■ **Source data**
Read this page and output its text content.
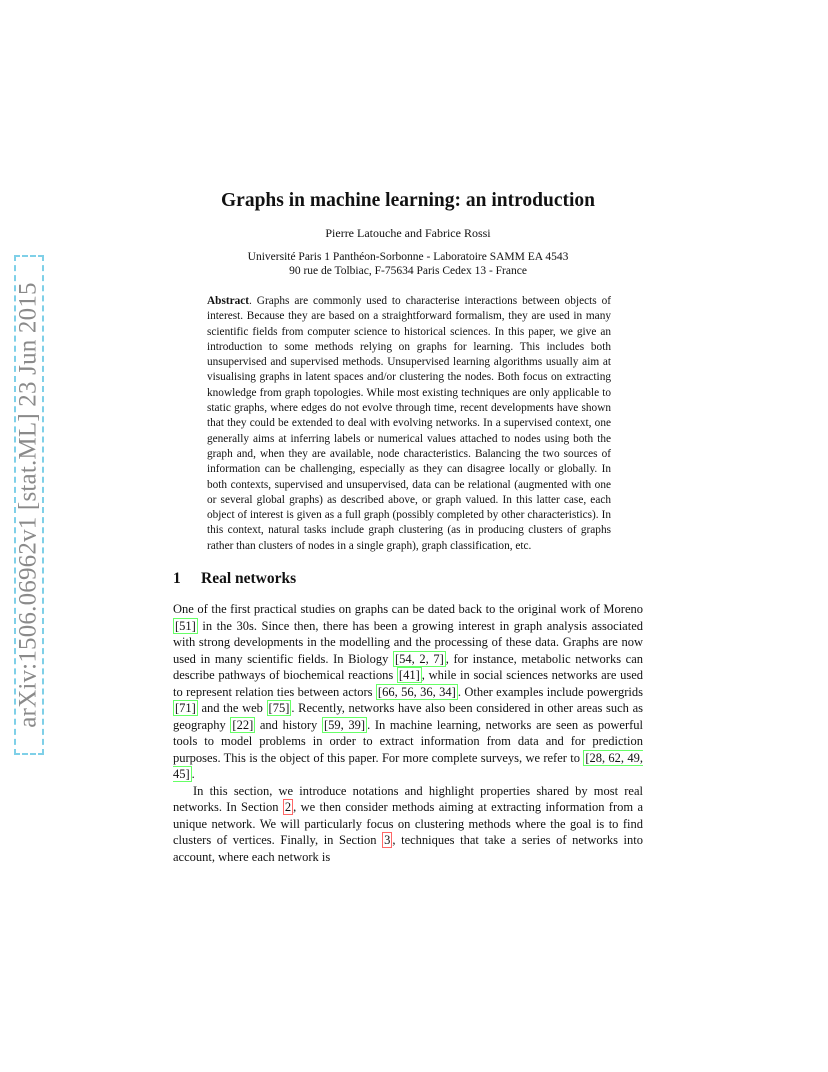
arXiv:1506.06962v1 [stat.ML] 23 Jun 2015
Graphs in machine learning: an introduction
Pierre Latouche and Fabrice Rossi
Université Paris 1 Panthéon-Sorbonne - Laboratoire SAMM EA 4543
90 rue de Tolbiac, F-75634 Paris Cedex 13 - France
Abstract. Graphs are commonly used to characterise interactions between objects of interest. Because they are based on a straightforward formalism, they are used in many scientific fields from computer science to historical sciences. In this paper, we give an introduction to some methods relying on graphs for learning. This includes both unsupervised and supervised methods. Unsupervised learning algorithms usually aim at visualising graphs in latent spaces and/or clustering the nodes. Both focus on extracting knowledge from graph topologies. While most existing techniques are only applicable to static graphs, where edges do not evolve through time, recent developments have shown that they could be extended to deal with evolving networks. In a supervised context, one generally aims at inferring labels or numerical values attached to nodes using both the graph and, when they are available, node characteristics. Balancing the two sources of information can be challenging, especially as they can disagree locally or globally. In both contexts, supervised and unsupervised, data can be relational (augmented with one or several global graphs) as described above, or graph valued. In this latter case, each object of interest is given as a full graph (possibly completed by other characteristics). In this context, natural tasks include graph clustering (as in producing clusters of graphs rather than clusters of nodes in a single graph), graph classification, etc.
1 Real networks

One of the first practical studies on graphs can be dated back to the original work of Moreno [51] in the 30s. Since then, there has been a growing interest in graph analysis associated with strong developments in the modelling and the processing of these data. Graphs are now used in many scientific fields. In Biology [54, 2, 7] , for instance, metabolic networks can describe pathways of biochemical reactions [41] , while in social sciences networks are used to represent relation ties between actors [66, 56, 36, 34] . Other examples include powergrids [71] and the web [75] . Recently, networks have also been considered in other areas such as geography [22] and history [59, 39] . In machine learning, networks are seen as powerful tools to model problems in order to extract information from data and for prediction purposes. This is the object of this paper. For more complete surveys, we refer to [28, 62, 49, 45] .

In this section, we introduce notations and highlight properties shared by most real networks. In Section 2 , we then consider methods aiming at extracting information from a unique network. We will particularly focus on clustering methods where the goal is to find clusters of vertices. Finally, in Section 3 , techniques that take a series of networks into account, where each network is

■ **Written task**
Write out every line of the listing that holds the word "Paris".

■ **Reply**
Université Paris 1 Panthéon-Sorbonne - Laboratoire SAMM EA 4543
90 rue de Tolbiac, F-75634 Paris Cedex 13 - France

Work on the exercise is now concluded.